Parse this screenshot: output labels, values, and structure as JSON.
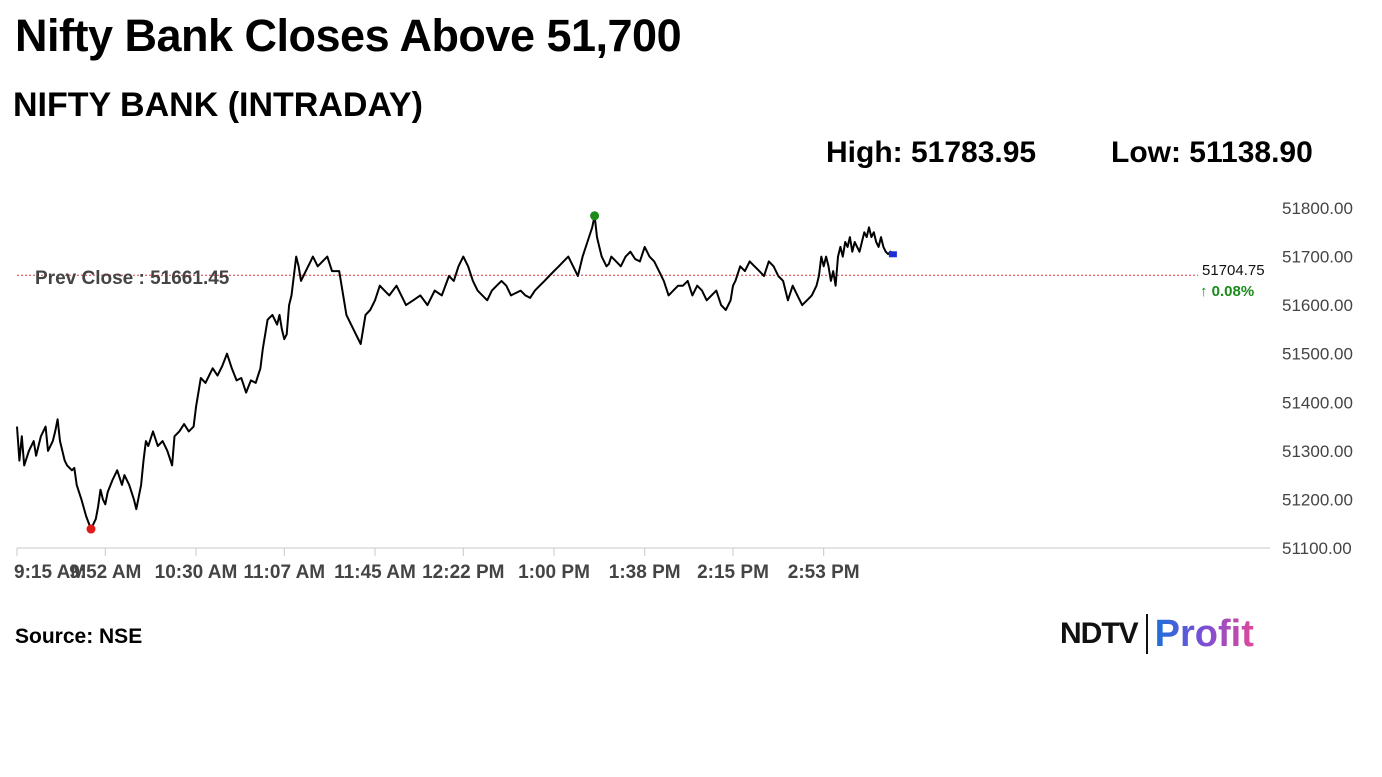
{
  "header": {
    "headline": "Nifty Bank Closes Above 51,700",
    "subtitle": "NIFTY BANK (INTRADAY)",
    "high": "High: 51783.95",
    "low": "Low: 51138.90"
  },
  "footer": {
    "source": "Source: NSE",
    "brand": "NDTV",
    "product": "Profit"
  },
  "colors": {
    "line": "#000000",
    "prev_close_line": "#d63b3b",
    "high_marker": "#1a8a1a",
    "low_marker": "#e01b1b",
    "last_marker": "#1a2fd6",
    "change_positive": "#1a8a1a",
    "axis_text": "#444444"
  },
  "chart_data": {
    "type": "line",
    "title": "NIFTY BANK (INTRADAY)",
    "xlabel": "",
    "ylabel": "",
    "ylim": [
      51100,
      51800
    ],
    "xlim_minutes": [
      555,
      1080
    ],
    "y_ticks": [
      51100,
      51200,
      51300,
      51400,
      51500,
      51600,
      51700,
      51800
    ],
    "y_tick_labels": [
      "51100.00",
      "51200.00",
      "51300.00",
      "51400.00",
      "51500.00",
      "51600.00",
      "51700.00",
      "51800.00"
    ],
    "x_ticks": [
      555,
      592,
      630,
      667,
      705,
      742,
      780,
      818,
      855,
      893
    ],
    "x_tick_labels": [
      "9:15 AM",
      "9:52 AM",
      "10:30 AM",
      "11:07 AM",
      "11:45 AM",
      "12:22 PM",
      "1:00 PM",
      "1:38 PM",
      "2:15 PM",
      "2:53 PM"
    ],
    "prev_close": 51661.45,
    "prev_close_label": "Prev Close : 51661.45",
    "high": 51783.95,
    "low": 51138.9,
    "last_value_label": "51704.75",
    "change_label": "0.08%",
    "grid": false,
    "series": [
      {
        "x": [
          555,
          556,
          557,
          558,
          560,
          562,
          563,
          565,
          567,
          568,
          570,
          571,
          572,
          573,
          575,
          576,
          578,
          579,
          580,
          582,
          584,
          586,
          588,
          589,
          590,
          591,
          592,
          593,
          595,
          597,
          599,
          600,
          602,
          604,
          605,
          607,
          608,
          609,
          610,
          612,
          614,
          616,
          618,
          620,
          621,
          623,
          625,
          627,
          629,
          630,
          632,
          634,
          636,
          637,
          639,
          641,
          643,
          645,
          647,
          649,
          651,
          653,
          655,
          657,
          658,
          660,
          662,
          664,
          665,
          666,
          667,
          668,
          669,
          670,
          672,
          673,
          674,
          676,
          678,
          679,
          681,
          683,
          685,
          687,
          690,
          692,
          693,
          695,
          697,
          699,
          701,
          703,
          705,
          707,
          709,
          711,
          714,
          716,
          718,
          721,
          724,
          727,
          730,
          733,
          736,
          738,
          740,
          742,
          744,
          746,
          748,
          750,
          752,
          754,
          756,
          758,
          760,
          762,
          764,
          766,
          768,
          770,
          772,
          774,
          776,
          778,
          780,
          782,
          784,
          786,
          788,
          790,
          792,
          794,
          796,
          797,
          798,
          799,
          800,
          801,
          802,
          803,
          804,
          806,
          808,
          810,
          812,
          814,
          816,
          818,
          820,
          822,
          824,
          826,
          828,
          830,
          832,
          834,
          836,
          838,
          840,
          842,
          844,
          846,
          848,
          850,
          852,
          854,
          855,
          856,
          858,
          860,
          862,
          864,
          866,
          868,
          870,
          872,
          874,
          876,
          878,
          880,
          882,
          884,
          886,
          888,
          890,
          891,
          892,
          893,
          894,
          895,
          896,
          897,
          898,
          899,
          900,
          901,
          902,
          903,
          904,
          905,
          906,
          907,
          908,
          909,
          910,
          911,
          912,
          913,
          914,
          915,
          916,
          917,
          918,
          919,
          920,
          921,
          922
        ],
        "values": [
          51350,
          51280,
          51330,
          51270,
          51300,
          51320,
          51290,
          51330,
          51350,
          51300,
          51320,
          51340,
          51365,
          51320,
          51280,
          51270,
          51260,
          51265,
          51230,
          51200,
          51165,
          51139,
          51160,
          51185,
          51220,
          51200,
          51190,
          51215,
          51240,
          51260,
          51230,
          51250,
          51230,
          51200,
          51180,
          51230,
          51280,
          51320,
          51310,
          51340,
          51310,
          51320,
          51300,
          51270,
          51330,
          51340,
          51355,
          51340,
          51350,
          51390,
          51450,
          51440,
          51460,
          51470,
          51455,
          51475,
          51500,
          51470,
          51445,
          51450,
          51420,
          51445,
          51440,
          51470,
          51510,
          51570,
          51580,
          51560,
          51580,
          51550,
          51530,
          51540,
          51600,
          51620,
          51700,
          51680,
          51650,
          51670,
          51690,
          51700,
          51680,
          51690,
          51700,
          51670,
          51670,
          51610,
          51580,
          51560,
          51540,
          51520,
          51580,
          51590,
          51610,
          51640,
          51630,
          51620,
          51640,
          51620,
          51600,
          51610,
          51620,
          51600,
          51630,
          51620,
          51660,
          51650,
          51680,
          51700,
          51680,
          51650,
          51630,
          51620,
          51610,
          51630,
          51640,
          51650,
          51640,
          51620,
          51625,
          51630,
          51620,
          51615,
          51630,
          51640,
          51650,
          51660,
          51670,
          51680,
          51690,
          51700,
          51680,
          51660,
          51700,
          51730,
          51760,
          51784,
          51740,
          51720,
          51700,
          51690,
          51680,
          51685,
          51700,
          51690,
          51680,
          51700,
          51710,
          51695,
          51690,
          51720,
          51700,
          51690,
          51670,
          51650,
          51620,
          51630,
          51640,
          51640,
          51650,
          51620,
          51640,
          51630,
          51610,
          51620,
          51630,
          51600,
          51590,
          51610,
          51640,
          51650,
          51680,
          51670,
          51690,
          51680,
          51670,
          51660,
          51690,
          51680,
          51660,
          51650,
          51610,
          51640,
          51620,
          51600,
          51610,
          51620,
          51640,
          51660,
          51700,
          51680,
          51700,
          51680,
          51650,
          51670,
          51640,
          51700,
          51720,
          51700,
          51730,
          51720,
          51740,
          51710,
          51730,
          51720,
          51710,
          51730,
          51750,
          51740,
          51760,
          51740,
          51750,
          51730,
          51720,
          51740,
          51720,
          51710,
          51705,
          51710,
          51704.75
        ]
      }
    ]
  }
}
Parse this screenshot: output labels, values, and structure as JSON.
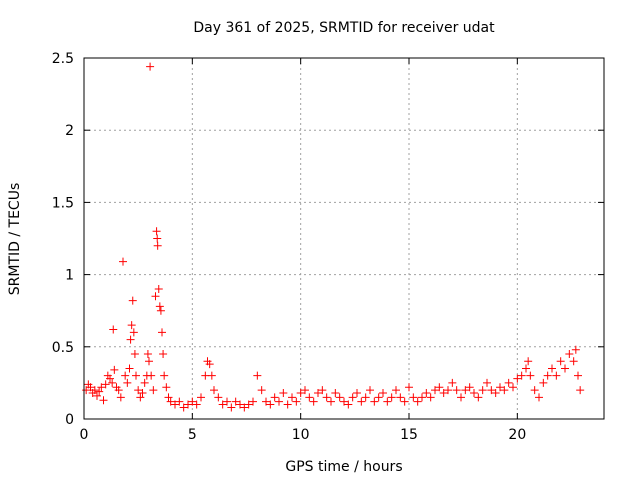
{
  "chart_data": {
    "type": "scatter",
    "title": "Day 361 of 2025, SRMTID for receiver udat",
    "xlabel": "GPS time / hours",
    "ylabel": "SRMTID / TECUs",
    "xlim": [
      0,
      24
    ],
    "ylim": [
      0,
      2.5
    ],
    "xticks": [
      0,
      5,
      10,
      15,
      20
    ],
    "xtick_labels": [
      "0",
      "5",
      "10",
      "15",
      "20"
    ],
    "yticks": [
      0,
      0.5,
      1,
      1.5,
      2,
      2.5
    ],
    "ytick_labels": [
      "0",
      "0.5",
      "1",
      "1.5",
      "2",
      "2.5"
    ],
    "grid": true,
    "marker": "plus",
    "color": "#ff0000",
    "series": [
      {
        "name": "SRMTID",
        "points": [
          [
            0.1,
            0.2
          ],
          [
            0.2,
            0.24
          ],
          [
            0.3,
            0.22
          ],
          [
            0.4,
            0.18
          ],
          [
            0.5,
            0.2
          ],
          [
            0.6,
            0.16
          ],
          [
            0.7,
            0.19
          ],
          [
            0.8,
            0.22
          ],
          [
            0.9,
            0.13
          ],
          [
            1.0,
            0.24
          ],
          [
            1.1,
            0.3
          ],
          [
            1.2,
            0.28
          ],
          [
            1.3,
            0.25
          ],
          [
            1.35,
            0.62
          ],
          [
            1.4,
            0.34
          ],
          [
            1.5,
            0.22
          ],
          [
            1.6,
            0.2
          ],
          [
            1.7,
            0.15
          ],
          [
            1.8,
            1.09
          ],
          [
            1.9,
            0.3
          ],
          [
            2.0,
            0.25
          ],
          [
            2.1,
            0.35
          ],
          [
            2.15,
            0.55
          ],
          [
            2.2,
            0.65
          ],
          [
            2.25,
            0.82
          ],
          [
            2.3,
            0.6
          ],
          [
            2.35,
            0.45
          ],
          [
            2.4,
            0.3
          ],
          [
            2.5,
            0.2
          ],
          [
            2.6,
            0.15
          ],
          [
            2.7,
            0.18
          ],
          [
            2.8,
            0.25
          ],
          [
            2.9,
            0.3
          ],
          [
            2.95,
            0.45
          ],
          [
            3.0,
            0.4
          ],
          [
            3.05,
            2.44
          ],
          [
            3.1,
            0.3
          ],
          [
            3.2,
            0.2
          ],
          [
            3.3,
            0.85
          ],
          [
            3.35,
            1.3
          ],
          [
            3.38,
            1.25
          ],
          [
            3.4,
            1.2
          ],
          [
            3.45,
            0.9
          ],
          [
            3.5,
            0.78
          ],
          [
            3.55,
            0.75
          ],
          [
            3.6,
            0.6
          ],
          [
            3.65,
            0.45
          ],
          [
            3.7,
            0.3
          ],
          [
            3.8,
            0.22
          ],
          [
            3.9,
            0.15
          ],
          [
            4.0,
            0.12
          ],
          [
            4.2,
            0.1
          ],
          [
            4.4,
            0.12
          ],
          [
            4.6,
            0.08
          ],
          [
            4.8,
            0.1
          ],
          [
            5.0,
            0.12
          ],
          [
            5.2,
            0.1
          ],
          [
            5.4,
            0.15
          ],
          [
            5.6,
            0.3
          ],
          [
            5.7,
            0.4
          ],
          [
            5.8,
            0.38
          ],
          [
            5.9,
            0.3
          ],
          [
            6.0,
            0.2
          ],
          [
            6.2,
            0.15
          ],
          [
            6.4,
            0.1
          ],
          [
            6.6,
            0.12
          ],
          [
            6.8,
            0.08
          ],
          [
            7.0,
            0.12
          ],
          [
            7.2,
            0.1
          ],
          [
            7.4,
            0.08
          ],
          [
            7.6,
            0.1
          ],
          [
            7.8,
            0.12
          ],
          [
            8.0,
            0.3
          ],
          [
            8.2,
            0.2
          ],
          [
            8.4,
            0.12
          ],
          [
            8.6,
            0.1
          ],
          [
            8.8,
            0.15
          ],
          [
            9.0,
            0.12
          ],
          [
            9.2,
            0.18
          ],
          [
            9.4,
            0.1
          ],
          [
            9.6,
            0.15
          ],
          [
            9.8,
            0.12
          ],
          [
            10.0,
            0.18
          ],
          [
            10.2,
            0.2
          ],
          [
            10.4,
            0.15
          ],
          [
            10.6,
            0.12
          ],
          [
            10.8,
            0.18
          ],
          [
            11.0,
            0.2
          ],
          [
            11.2,
            0.15
          ],
          [
            11.4,
            0.12
          ],
          [
            11.6,
            0.18
          ],
          [
            11.8,
            0.15
          ],
          [
            12.0,
            0.12
          ],
          [
            12.2,
            0.1
          ],
          [
            12.4,
            0.15
          ],
          [
            12.6,
            0.18
          ],
          [
            12.8,
            0.12
          ],
          [
            13.0,
            0.15
          ],
          [
            13.2,
            0.2
          ],
          [
            13.4,
            0.12
          ],
          [
            13.6,
            0.15
          ],
          [
            13.8,
            0.18
          ],
          [
            14.0,
            0.12
          ],
          [
            14.2,
            0.15
          ],
          [
            14.4,
            0.2
          ],
          [
            14.6,
            0.15
          ],
          [
            14.8,
            0.12
          ],
          [
            15.0,
            0.22
          ],
          [
            15.2,
            0.15
          ],
          [
            15.4,
            0.12
          ],
          [
            15.6,
            0.15
          ],
          [
            15.8,
            0.18
          ],
          [
            16.0,
            0.15
          ],
          [
            16.2,
            0.2
          ],
          [
            16.4,
            0.22
          ],
          [
            16.6,
            0.18
          ],
          [
            16.8,
            0.2
          ],
          [
            17.0,
            0.25
          ],
          [
            17.2,
            0.2
          ],
          [
            17.4,
            0.15
          ],
          [
            17.6,
            0.2
          ],
          [
            17.8,
            0.22
          ],
          [
            18.0,
            0.18
          ],
          [
            18.2,
            0.15
          ],
          [
            18.4,
            0.2
          ],
          [
            18.6,
            0.25
          ],
          [
            18.8,
            0.2
          ],
          [
            19.0,
            0.18
          ],
          [
            19.2,
            0.22
          ],
          [
            19.4,
            0.2
          ],
          [
            19.6,
            0.25
          ],
          [
            19.8,
            0.22
          ],
          [
            20.0,
            0.28
          ],
          [
            20.2,
            0.3
          ],
          [
            20.4,
            0.35
          ],
          [
            20.5,
            0.4
          ],
          [
            20.6,
            0.3
          ],
          [
            20.8,
            0.2
          ],
          [
            21.0,
            0.15
          ],
          [
            21.2,
            0.25
          ],
          [
            21.4,
            0.3
          ],
          [
            21.6,
            0.35
          ],
          [
            21.8,
            0.3
          ],
          [
            22.0,
            0.4
          ],
          [
            22.2,
            0.35
          ],
          [
            22.4,
            0.45
          ],
          [
            22.6,
            0.4
          ],
          [
            22.7,
            0.48
          ],
          [
            22.8,
            0.3
          ],
          [
            22.9,
            0.2
          ]
        ]
      }
    ]
  }
}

◇ ◇ ◇ ◇ ◇ ◇ ◇

■ **Direction**
Extract each line from the listing that holds the word "SRMTID".

■ **Exercise response**
    "title": "Day 361 of 2025, SRMTID for receiver udat",
    "ylabel": "SRMTID / TECUs",
        "name": "SRMTID",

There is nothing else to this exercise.